##### Recorded information #####

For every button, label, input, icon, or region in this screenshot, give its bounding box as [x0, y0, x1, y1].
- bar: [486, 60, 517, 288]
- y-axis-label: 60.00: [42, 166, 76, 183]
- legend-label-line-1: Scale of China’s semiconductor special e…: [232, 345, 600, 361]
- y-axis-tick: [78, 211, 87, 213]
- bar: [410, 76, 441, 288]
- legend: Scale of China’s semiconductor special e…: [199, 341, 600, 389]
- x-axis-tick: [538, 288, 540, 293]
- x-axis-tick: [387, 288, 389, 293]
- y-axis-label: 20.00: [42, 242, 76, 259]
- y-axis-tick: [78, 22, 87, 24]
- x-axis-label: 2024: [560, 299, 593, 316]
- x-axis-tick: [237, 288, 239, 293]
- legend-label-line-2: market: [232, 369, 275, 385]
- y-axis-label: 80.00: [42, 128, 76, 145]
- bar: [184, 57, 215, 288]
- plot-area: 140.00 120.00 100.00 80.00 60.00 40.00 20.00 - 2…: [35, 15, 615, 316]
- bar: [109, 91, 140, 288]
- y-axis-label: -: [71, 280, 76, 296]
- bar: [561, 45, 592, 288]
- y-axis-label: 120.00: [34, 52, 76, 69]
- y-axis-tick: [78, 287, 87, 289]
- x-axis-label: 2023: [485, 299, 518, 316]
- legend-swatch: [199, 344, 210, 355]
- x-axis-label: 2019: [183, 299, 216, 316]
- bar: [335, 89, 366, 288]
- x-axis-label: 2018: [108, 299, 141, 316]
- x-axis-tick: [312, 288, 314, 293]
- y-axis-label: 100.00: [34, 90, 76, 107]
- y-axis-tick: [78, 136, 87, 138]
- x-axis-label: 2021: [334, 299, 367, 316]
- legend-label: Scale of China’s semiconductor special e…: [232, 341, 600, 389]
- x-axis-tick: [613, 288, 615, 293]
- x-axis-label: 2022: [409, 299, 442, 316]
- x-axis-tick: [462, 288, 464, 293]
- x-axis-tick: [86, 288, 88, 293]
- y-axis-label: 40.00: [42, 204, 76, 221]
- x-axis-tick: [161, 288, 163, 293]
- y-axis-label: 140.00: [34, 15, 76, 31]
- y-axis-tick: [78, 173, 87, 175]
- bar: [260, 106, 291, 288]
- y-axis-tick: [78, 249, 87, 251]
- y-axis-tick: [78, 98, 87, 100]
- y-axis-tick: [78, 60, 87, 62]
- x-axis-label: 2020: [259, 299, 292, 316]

#####

What the task asks:
Transcribe all of the lines above word for word, leaving nothing out and changing nothing.

Task result:
For every button, label, input, icon, or region in this screenshot, give its bounding box as [x0, y0, x1, y1].
- bar: [486, 60, 517, 288]
- y-axis-label: 60.00: [42, 166, 76, 183]
- legend-label-line-1: Scale of China’s semiconductor special e…: [232, 345, 600, 361]
- y-axis-tick: [78, 211, 87, 213]
- bar: [410, 76, 441, 288]
- legend: Scale of China’s semiconductor special e…: [199, 341, 600, 389]
- x-axis-tick: [538, 288, 540, 293]
- x-axis-tick: [387, 288, 389, 293]
- y-axis-label: 20.00: [42, 242, 76, 259]
- y-axis-tick: [78, 22, 87, 24]
- x-axis-label: 2024: [560, 299, 593, 316]
- x-axis-tick: [237, 288, 239, 293]
- legend-label-line-2: market: [232, 369, 275, 385]
- y-axis-label: 80.00: [42, 128, 76, 145]
- bar: [184, 57, 215, 288]
- plot-area: 140.00 120.00 100.00 80.00 60.00 40.00 20.00 - 2…: [35, 15, 615, 316]
- bar: [109, 91, 140, 288]
- y-axis-label: -: [71, 280, 76, 296]
- bar: [561, 45, 592, 288]
- y-axis-label: 120.00: [34, 52, 76, 69]
- y-axis-tick: [78, 287, 87, 289]
- x-axis-label: 2023: [485, 299, 518, 316]
- legend-swatch: [199, 344, 210, 355]
- x-axis-label: 2019: [183, 299, 216, 316]
- bar: [335, 89, 366, 288]
- x-axis-label: 2018: [108, 299, 141, 316]
- x-axis-tick: [312, 288, 314, 293]
- y-axis-label: 100.00: [34, 90, 76, 107]
- y-axis-tick: [78, 136, 87, 138]
- x-axis-label: 2021: [334, 299, 367, 316]
- legend-label: Scale of China’s semiconductor special e…: [232, 341, 600, 389]
- x-axis-tick: [613, 288, 615, 293]
- x-axis-label: 2022: [409, 299, 442, 316]
- x-axis-tick: [462, 288, 464, 293]
- x-axis-tick: [86, 288, 88, 293]
- y-axis-label: 40.00: [42, 204, 76, 221]
- x-axis-tick: [161, 288, 163, 293]
- y-axis-label: 140.00: [34, 15, 76, 31]
- y-axis-tick: [78, 173, 87, 175]
- bar: [260, 106, 291, 288]
- y-axis-tick: [78, 249, 87, 251]
- y-axis-tick: [78, 98, 87, 100]
- y-axis-tick: [78, 60, 87, 62]
- x-axis-label: 2020: [259, 299, 292, 316]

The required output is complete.